:: EXCERTO SELECIONADO

9. O Supremo Tribunal de Justiça, chamado a decidir, confirmou integralmente o acórdão do Tribunal da Relação ..., ponderando, essencialmente, que a declaração de resolução ficou sujeita à condição resolutiva de pagamento das quantias em dívida e que tal condição não se verificou, pelo que a resolução do contrato de mútuo produziu os respetivos efeitos.

10. Deste último acórdão foi interposto recurso para o Tribunal Constitucional, que, por despacho de 8 de janeiro de 2020, decidiu não conhecer do recurso.

11. Tal decisão transitou em julgado a 23 de janeiro de 2020 (cf. certidão emitida a 31 de aneiro de 2020, constante do apenso A).

(In)admissibilidade do recurso

1. O recurso extraordinário de revisão permite a quem tenha ficado “vencido” ou “prejudicado” num processo já findo por decisão transitada em julgado a sua reabertura, mediante a invocação de determinados fundamentos previstos taxativamente na lei. Visa retificar os erros de julgamento de que padeça uma decisão transitada em julgado, substituindo a decisão revidenda por outra que não enferme daqueles vícios.

2. Este recurso extraordinário comporta duas fases distintas: de um lado, a fase rescindente (art. 700.º do CPC), destinada ao conhecimento do fundamento do recurso, mantendo-se ou revogando-se a decisão objeto de revisão e, de outro, a fase rescisória, que depende da procedência do recurso e se destina à reapreciação da causa e proferimento de nova decisão (art. 701.º do CPC).

3. Impõe-se referir ainda, como prévia à fase rescindente, a fase de admissão do recurso, que se destina, fundamentalmente, a receber ou rejeitar o recurso, sendo este de indeferir “quando não tenha sido instruído nos termos do artigo anterior ou quando reconheça de imediato que não há motivo para revisão” (cf. art. 699.º do CPC)

4. Com efeito, “(…) o recurso será rejeitado, além do mais, se faltar a legitimidade activa, se a decisão ainda não tiver transitado em julgado ou se tiver sido excedido algum dos prazos de caducidade previstos no art. 697.º, n.º 2, do CPC. A rejeição liminar pode fundar-se ainda na falta de junção dos elementos documentais que a lei impõe ou na falta de alegação de elementos de facto pertinentes para o preenchimento de cada um dos fundamentos de revisão se, neste caso, se verificar uma verdadeira situação de ineptidão traduzida na falta ou ininteligibilidade da causa de pedir. Por fim o requerimento deverá ser rejeitado quando se constate que os factos alegados não preenchem os pressupostos da revisão, designadamente, quando não conduzam ao resultado pretendido ou quando inexista uma relação de causalidade entre o facto e a decisão revidenda[1].

::::

## O QUE FAZER
1: Traduza para inglês a seguinte frase do excerto selecionado: "Deste último acórdão foi interposto recurso para o Tribunal Constitucional, que, por despacho de 8 de janeiro de 2020, decidiu não conhecer do recurso."
2: De acordo com o excerto sobre o recurso extraordinário de revisão, quais são as duas fases distintas que este recurso comporta?
3: Retome o excerto sobre a admissibilidade do recurso extraordinário de revisão a partir da última frase apresentada.

:: CONTEÚDO DOS DADOS

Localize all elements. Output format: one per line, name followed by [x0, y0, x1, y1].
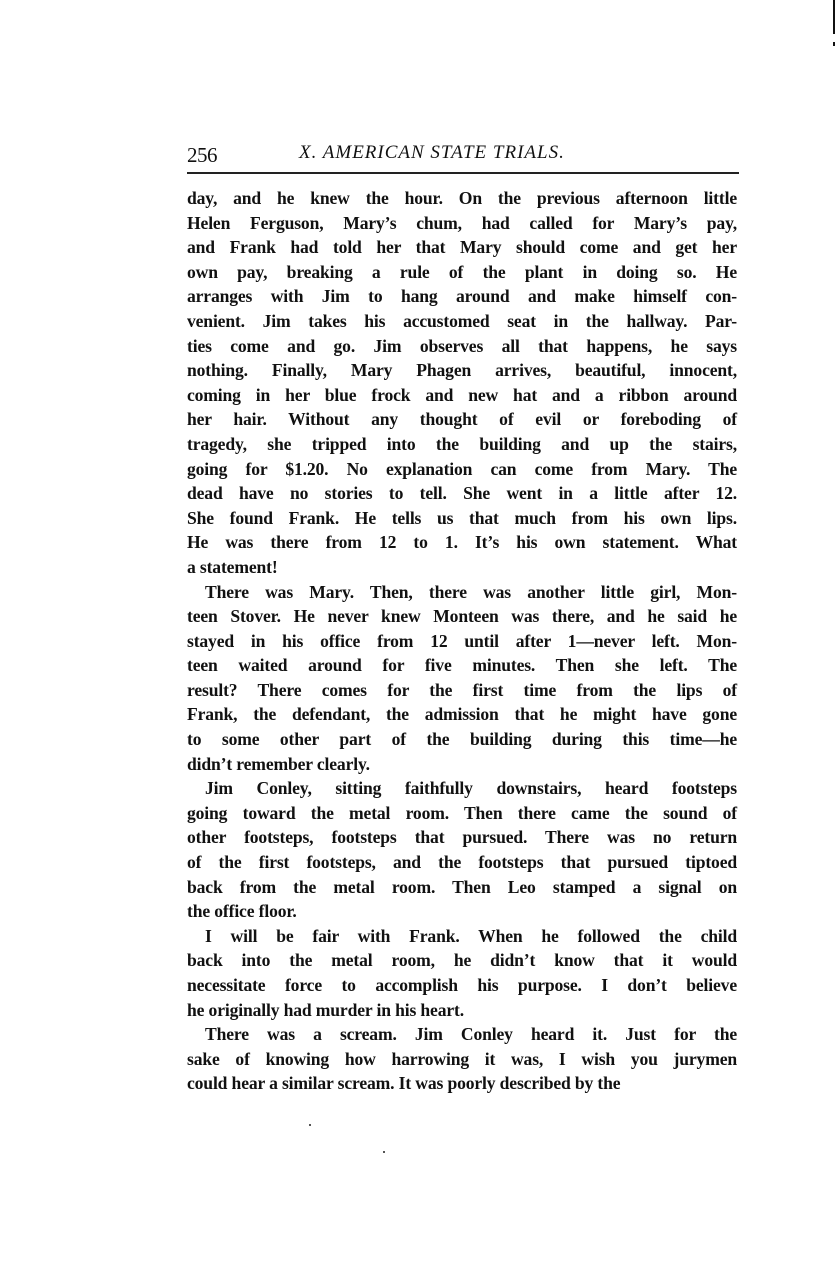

::::

## CONJUNTO DE RESPOSTAS
1: An appeal from this last judgment was lodged with the Constitutional Court, which, by an order of January 8, 2020, decided not to hear the appeal.

2: A fase rescindente e a fase rescisória.

3:
5. Os Recorrentes interpõem recurso de revisão com base no art. 696.º. als. b) e c), do CPC, segundo o qual: “a decisão transitada em julgado só pode ser objeto de revisão quando: (…) b) Se verifique a falsidade de documento ou ato judicial, de depoimento ou das declarações de peritos ou árbitros, que possam, em qualquer dos casos, ter determinado a decisão a rever, não tendo a matéria sido objeto de discussão no processo em que foi proferida; c) Se apresente documento de que a parte não tivesse conhecimento, ou de que não tivesse podido fazer uso, no processo em que foi proferida a decisão a rever e que, por si só, seja suficiente para modificar a decisão em sentido mais favorável à parte vencida”.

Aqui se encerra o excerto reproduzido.